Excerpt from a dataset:
------------------------

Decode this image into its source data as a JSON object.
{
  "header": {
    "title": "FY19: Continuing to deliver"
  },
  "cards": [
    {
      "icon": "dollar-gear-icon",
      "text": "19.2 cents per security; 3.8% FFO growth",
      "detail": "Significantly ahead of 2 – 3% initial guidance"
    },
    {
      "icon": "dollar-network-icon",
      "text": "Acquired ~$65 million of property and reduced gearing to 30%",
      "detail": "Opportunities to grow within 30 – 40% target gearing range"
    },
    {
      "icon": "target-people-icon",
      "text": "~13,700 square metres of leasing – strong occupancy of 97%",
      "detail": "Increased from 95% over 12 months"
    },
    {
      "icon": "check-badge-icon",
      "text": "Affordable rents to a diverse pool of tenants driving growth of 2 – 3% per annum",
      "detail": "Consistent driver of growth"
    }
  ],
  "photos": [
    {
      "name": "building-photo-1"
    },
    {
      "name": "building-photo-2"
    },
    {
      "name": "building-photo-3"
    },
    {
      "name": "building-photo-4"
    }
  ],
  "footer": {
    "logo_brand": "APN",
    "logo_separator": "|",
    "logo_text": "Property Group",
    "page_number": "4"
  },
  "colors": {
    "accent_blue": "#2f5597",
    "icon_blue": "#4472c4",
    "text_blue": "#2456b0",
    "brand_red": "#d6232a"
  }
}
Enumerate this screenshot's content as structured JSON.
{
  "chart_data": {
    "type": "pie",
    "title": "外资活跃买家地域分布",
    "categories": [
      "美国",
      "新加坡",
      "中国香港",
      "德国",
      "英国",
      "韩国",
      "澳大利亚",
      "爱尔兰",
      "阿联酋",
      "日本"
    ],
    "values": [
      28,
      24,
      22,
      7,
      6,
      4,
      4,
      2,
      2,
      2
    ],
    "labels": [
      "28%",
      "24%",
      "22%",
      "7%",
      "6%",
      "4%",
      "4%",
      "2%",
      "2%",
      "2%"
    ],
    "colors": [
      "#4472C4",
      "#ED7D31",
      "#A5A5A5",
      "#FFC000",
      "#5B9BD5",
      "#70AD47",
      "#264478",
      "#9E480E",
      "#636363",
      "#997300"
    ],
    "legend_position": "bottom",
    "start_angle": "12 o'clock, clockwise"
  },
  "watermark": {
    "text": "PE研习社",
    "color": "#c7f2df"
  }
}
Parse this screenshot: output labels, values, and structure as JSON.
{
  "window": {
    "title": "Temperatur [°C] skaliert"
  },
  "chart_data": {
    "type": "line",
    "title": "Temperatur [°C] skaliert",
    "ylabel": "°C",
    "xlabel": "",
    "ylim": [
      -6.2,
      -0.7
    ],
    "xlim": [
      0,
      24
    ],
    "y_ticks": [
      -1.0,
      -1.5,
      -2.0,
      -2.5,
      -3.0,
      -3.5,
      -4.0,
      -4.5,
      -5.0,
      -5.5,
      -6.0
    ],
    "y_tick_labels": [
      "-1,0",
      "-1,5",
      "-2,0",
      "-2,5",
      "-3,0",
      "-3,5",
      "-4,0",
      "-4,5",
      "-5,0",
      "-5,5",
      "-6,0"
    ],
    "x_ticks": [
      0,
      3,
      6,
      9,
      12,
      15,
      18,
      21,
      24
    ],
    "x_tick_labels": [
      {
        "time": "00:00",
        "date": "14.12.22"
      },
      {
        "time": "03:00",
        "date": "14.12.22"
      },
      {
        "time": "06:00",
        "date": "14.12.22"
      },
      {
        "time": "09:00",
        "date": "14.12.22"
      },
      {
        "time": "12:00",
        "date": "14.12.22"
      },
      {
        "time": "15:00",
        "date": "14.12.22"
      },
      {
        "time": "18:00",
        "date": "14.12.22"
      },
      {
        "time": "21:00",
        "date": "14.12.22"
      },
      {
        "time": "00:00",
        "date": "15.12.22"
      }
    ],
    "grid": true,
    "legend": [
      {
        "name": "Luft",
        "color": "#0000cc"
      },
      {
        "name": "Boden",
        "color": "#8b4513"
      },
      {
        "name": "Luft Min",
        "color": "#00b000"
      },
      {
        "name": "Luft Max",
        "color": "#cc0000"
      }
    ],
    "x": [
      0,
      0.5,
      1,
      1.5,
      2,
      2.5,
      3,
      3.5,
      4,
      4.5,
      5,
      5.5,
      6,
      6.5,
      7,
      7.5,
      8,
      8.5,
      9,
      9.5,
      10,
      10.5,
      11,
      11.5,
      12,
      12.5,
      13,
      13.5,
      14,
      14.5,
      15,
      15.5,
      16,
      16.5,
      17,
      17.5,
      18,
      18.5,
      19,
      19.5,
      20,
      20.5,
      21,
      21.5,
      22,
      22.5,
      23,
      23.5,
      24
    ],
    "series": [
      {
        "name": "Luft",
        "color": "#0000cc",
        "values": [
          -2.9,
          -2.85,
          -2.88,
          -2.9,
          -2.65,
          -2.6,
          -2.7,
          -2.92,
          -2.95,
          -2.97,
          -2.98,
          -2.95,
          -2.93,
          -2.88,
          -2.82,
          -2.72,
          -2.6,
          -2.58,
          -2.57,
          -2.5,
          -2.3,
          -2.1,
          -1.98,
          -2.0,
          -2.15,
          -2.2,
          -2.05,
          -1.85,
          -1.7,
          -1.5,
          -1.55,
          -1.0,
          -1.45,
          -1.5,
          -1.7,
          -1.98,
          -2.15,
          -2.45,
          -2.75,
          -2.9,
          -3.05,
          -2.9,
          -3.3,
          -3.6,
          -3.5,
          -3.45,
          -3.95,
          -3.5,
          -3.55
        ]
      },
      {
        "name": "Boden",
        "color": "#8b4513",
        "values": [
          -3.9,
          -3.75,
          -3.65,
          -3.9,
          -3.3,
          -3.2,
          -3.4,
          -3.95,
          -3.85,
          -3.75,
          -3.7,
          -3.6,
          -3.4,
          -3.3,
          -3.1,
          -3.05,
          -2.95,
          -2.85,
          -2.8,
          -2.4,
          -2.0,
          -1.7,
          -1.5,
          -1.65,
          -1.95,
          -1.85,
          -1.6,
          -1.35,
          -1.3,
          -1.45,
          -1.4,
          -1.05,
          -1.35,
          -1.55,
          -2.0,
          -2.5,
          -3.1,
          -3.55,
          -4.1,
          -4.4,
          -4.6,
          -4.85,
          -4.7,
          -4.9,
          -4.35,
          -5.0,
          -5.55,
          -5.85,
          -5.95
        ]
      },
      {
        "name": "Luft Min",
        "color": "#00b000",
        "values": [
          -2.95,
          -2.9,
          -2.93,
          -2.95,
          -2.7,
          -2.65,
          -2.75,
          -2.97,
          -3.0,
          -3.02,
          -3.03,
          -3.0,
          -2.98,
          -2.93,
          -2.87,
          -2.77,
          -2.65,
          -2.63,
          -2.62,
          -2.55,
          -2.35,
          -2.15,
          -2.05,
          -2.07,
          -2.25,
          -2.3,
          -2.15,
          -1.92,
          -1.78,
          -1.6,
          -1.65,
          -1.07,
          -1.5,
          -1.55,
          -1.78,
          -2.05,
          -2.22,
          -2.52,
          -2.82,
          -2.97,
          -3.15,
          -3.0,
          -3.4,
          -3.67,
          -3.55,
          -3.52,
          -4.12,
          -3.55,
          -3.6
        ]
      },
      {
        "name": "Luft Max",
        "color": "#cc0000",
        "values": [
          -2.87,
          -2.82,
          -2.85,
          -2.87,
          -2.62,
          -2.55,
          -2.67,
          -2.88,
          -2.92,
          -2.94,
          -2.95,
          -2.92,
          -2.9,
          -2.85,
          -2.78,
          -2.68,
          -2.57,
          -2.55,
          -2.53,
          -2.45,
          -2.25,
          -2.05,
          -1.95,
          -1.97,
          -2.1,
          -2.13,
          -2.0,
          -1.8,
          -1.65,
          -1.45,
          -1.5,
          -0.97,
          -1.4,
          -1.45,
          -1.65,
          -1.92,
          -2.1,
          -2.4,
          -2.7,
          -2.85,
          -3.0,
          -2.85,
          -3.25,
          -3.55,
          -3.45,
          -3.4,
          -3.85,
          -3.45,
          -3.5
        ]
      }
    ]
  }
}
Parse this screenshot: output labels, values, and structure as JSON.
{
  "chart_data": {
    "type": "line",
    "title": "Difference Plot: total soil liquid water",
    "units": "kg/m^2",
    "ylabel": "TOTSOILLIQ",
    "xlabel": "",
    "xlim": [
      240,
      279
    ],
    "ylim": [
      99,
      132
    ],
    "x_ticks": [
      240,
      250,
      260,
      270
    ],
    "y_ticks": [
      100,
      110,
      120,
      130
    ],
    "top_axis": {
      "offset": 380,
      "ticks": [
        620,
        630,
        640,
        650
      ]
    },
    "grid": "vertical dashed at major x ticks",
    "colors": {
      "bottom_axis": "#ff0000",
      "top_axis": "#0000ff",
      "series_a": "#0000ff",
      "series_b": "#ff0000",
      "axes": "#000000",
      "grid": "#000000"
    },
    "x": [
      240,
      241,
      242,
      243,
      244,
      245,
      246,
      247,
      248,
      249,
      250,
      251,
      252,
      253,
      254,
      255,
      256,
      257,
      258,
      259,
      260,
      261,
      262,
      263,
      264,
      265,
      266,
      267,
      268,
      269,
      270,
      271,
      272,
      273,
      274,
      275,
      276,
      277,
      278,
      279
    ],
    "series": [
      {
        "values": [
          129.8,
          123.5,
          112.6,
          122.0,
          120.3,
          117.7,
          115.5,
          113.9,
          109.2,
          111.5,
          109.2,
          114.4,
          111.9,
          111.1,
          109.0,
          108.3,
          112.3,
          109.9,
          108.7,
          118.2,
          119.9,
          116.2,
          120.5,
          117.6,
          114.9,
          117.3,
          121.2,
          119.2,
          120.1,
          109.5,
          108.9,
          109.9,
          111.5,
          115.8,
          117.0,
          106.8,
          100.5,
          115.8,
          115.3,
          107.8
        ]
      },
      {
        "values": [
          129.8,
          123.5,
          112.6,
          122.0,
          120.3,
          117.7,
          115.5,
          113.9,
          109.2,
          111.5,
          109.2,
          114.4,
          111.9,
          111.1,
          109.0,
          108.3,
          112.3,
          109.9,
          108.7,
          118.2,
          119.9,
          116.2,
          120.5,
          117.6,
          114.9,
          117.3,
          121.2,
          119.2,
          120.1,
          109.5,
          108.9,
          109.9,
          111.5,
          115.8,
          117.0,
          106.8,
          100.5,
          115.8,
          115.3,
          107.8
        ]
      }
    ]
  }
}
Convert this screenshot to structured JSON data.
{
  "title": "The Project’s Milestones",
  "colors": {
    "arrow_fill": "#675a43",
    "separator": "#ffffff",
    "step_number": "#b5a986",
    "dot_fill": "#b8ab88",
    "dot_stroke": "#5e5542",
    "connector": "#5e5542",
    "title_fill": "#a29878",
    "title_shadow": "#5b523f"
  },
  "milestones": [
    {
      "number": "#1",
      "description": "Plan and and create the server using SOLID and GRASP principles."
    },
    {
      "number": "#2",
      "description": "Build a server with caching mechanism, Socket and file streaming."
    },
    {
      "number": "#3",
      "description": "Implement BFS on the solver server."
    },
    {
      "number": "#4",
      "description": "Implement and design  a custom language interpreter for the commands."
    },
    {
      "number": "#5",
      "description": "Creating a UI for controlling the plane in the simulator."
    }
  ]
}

------------------------

Short problem:
Reproduce the final stretch of the data above: every line from the one holding "Convert this screenshot" through the end, inclusive, exactly as written and nothing else.

Answer to this exercise:
Convert this screenshot to structured JSON data.
{
  "title": "The Project’s Milestones",
  "colors": {
    "arrow_fill": "#675a43",
    "separator": "#ffffff",
    "step_number": "#b5a986",
    "dot_fill": "#b8ab88",
    "dot_stroke": "#5e5542",
    "connector": "#5e5542",
    "title_fill": "#a29878",
    "title_shadow": "#5b523f"
  },
  "milestones": [
    {
      "number": "#1",
      "description": "Plan and and create the server using SOLID and GRASP principles."
    },
    {
      "number": "#2",
      "description": "Build a server with caching mechanism, Socket and file streaming."
    },
    {
      "number": "#3",
      "description": "Implement BFS on the solver server."
    },
    {
      "number": "#4",
      "description": "Implement and design  a custom language interpreter for the commands."
    },
    {
      "number": "#5",
      "description": "Creating a UI for controlling the plane in the simulator."
    }
  ]
}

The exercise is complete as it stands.